--- PROVIDED RECORDS ---

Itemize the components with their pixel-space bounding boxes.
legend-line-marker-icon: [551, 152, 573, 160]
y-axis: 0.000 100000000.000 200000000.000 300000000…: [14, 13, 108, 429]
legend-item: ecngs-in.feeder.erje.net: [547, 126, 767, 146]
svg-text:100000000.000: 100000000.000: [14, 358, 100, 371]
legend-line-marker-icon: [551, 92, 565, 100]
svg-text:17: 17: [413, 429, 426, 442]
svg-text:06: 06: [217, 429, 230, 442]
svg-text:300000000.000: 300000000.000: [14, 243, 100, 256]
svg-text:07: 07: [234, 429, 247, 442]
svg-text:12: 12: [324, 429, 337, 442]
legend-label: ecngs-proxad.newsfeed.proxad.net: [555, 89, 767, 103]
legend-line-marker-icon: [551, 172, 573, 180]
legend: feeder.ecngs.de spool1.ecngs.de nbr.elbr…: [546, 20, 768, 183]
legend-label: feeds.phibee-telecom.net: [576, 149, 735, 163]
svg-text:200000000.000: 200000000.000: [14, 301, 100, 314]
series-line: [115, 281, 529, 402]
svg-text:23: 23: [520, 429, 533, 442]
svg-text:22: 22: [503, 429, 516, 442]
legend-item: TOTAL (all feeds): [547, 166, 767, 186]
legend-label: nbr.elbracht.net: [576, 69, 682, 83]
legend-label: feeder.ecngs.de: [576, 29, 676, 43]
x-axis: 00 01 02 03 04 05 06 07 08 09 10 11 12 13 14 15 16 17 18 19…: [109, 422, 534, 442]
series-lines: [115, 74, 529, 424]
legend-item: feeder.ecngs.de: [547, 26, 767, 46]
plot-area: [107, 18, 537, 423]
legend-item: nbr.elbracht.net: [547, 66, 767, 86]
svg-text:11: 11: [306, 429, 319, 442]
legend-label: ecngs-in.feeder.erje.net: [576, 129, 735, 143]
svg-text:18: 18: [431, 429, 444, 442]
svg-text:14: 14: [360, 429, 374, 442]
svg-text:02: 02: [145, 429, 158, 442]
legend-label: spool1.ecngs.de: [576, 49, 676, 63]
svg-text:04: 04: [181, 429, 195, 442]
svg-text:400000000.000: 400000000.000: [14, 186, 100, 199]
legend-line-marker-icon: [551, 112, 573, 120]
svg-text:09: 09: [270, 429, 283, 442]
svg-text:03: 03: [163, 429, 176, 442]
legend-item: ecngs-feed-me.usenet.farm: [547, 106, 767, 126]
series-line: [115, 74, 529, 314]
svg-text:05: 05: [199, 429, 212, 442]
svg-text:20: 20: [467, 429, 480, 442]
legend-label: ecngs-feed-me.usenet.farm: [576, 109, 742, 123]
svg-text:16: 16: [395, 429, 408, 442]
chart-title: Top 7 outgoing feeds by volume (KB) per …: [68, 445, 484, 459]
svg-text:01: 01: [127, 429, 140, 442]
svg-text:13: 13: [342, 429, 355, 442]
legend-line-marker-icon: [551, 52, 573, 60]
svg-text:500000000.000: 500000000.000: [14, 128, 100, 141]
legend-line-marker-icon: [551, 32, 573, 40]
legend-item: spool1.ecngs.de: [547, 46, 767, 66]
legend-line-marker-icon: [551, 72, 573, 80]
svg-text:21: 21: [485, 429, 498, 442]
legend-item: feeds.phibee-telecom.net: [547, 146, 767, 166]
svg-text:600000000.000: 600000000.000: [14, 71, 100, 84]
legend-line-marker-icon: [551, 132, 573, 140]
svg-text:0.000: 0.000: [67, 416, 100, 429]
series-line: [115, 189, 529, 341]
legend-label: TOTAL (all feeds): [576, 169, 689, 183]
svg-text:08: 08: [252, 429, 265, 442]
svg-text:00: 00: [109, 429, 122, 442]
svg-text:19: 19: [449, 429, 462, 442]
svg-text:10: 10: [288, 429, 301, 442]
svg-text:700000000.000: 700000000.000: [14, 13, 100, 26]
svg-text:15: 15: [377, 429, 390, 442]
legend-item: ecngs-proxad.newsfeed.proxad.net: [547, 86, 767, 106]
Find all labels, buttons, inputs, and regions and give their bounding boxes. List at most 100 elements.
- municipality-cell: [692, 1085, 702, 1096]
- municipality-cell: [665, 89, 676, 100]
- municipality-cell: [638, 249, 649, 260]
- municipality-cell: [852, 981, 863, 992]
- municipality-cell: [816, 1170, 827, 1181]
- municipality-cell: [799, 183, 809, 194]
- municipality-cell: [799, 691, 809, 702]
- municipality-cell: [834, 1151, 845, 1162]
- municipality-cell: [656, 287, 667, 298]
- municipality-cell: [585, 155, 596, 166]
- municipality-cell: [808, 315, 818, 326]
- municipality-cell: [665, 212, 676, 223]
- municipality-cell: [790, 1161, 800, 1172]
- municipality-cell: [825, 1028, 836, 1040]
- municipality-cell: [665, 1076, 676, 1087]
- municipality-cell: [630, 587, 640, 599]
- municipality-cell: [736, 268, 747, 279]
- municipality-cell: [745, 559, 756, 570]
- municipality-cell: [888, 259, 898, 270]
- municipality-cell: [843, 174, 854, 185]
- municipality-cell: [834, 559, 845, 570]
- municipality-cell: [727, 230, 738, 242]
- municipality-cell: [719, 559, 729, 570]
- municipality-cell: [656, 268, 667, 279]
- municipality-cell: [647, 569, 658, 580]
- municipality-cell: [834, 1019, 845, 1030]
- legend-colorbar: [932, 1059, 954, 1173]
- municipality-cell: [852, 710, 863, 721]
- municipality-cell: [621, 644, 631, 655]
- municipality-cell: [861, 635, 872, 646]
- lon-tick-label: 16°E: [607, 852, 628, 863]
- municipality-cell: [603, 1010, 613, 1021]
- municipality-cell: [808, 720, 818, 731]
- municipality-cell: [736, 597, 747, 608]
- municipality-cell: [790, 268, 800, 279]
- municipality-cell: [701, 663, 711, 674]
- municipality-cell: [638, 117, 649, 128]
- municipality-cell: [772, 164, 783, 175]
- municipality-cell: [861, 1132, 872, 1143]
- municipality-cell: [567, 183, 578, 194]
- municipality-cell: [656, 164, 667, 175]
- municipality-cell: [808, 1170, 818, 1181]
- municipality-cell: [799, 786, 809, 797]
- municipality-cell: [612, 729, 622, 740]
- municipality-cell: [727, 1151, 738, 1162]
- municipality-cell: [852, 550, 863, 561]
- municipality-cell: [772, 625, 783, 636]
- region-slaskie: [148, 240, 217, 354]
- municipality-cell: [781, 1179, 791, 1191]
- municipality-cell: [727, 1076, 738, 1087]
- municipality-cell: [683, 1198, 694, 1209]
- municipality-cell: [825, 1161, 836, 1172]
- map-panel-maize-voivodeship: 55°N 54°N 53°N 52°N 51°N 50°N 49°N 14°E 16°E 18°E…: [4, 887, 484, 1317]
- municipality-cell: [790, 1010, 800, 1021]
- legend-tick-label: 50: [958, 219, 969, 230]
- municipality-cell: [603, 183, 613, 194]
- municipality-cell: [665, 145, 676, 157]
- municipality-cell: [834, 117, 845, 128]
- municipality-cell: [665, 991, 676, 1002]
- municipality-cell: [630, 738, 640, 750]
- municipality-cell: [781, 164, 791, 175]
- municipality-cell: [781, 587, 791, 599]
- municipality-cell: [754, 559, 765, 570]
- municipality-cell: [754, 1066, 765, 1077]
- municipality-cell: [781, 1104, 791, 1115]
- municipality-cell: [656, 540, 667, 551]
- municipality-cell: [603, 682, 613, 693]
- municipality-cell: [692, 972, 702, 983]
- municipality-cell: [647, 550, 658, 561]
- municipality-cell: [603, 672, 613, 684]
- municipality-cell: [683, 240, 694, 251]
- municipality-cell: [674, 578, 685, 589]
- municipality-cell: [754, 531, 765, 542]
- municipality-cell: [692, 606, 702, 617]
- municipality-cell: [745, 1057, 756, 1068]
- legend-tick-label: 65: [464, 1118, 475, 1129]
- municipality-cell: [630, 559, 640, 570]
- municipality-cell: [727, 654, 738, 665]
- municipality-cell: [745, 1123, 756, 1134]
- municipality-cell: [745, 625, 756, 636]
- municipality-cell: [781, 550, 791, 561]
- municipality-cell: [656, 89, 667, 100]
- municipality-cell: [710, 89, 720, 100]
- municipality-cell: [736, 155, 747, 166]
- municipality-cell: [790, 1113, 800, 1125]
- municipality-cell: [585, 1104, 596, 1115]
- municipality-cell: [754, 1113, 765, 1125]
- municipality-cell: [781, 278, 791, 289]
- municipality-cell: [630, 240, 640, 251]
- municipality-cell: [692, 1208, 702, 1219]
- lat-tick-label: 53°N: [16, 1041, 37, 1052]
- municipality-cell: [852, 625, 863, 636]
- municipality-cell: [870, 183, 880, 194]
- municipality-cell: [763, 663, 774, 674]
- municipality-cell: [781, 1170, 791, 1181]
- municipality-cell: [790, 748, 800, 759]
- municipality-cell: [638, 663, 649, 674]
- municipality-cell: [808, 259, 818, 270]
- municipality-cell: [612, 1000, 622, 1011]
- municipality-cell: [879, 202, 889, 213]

---

> TASK
Could you reproduce the material word for word, from its first line through the line containing "legend-item: ecngs-in.feeder.erje.net: [547, 126, 767, 146]"?

> RESULT
Itemize the components with their pixel-space bounding boxes.
legend-line-marker-icon: [551, 152, 573, 160]
y-axis: 0.000 100000000.000 200000000.000 300000000…: [14, 13, 108, 429]
legend-item: ecngs-in.feeder.erje.net: [547, 126, 767, 146]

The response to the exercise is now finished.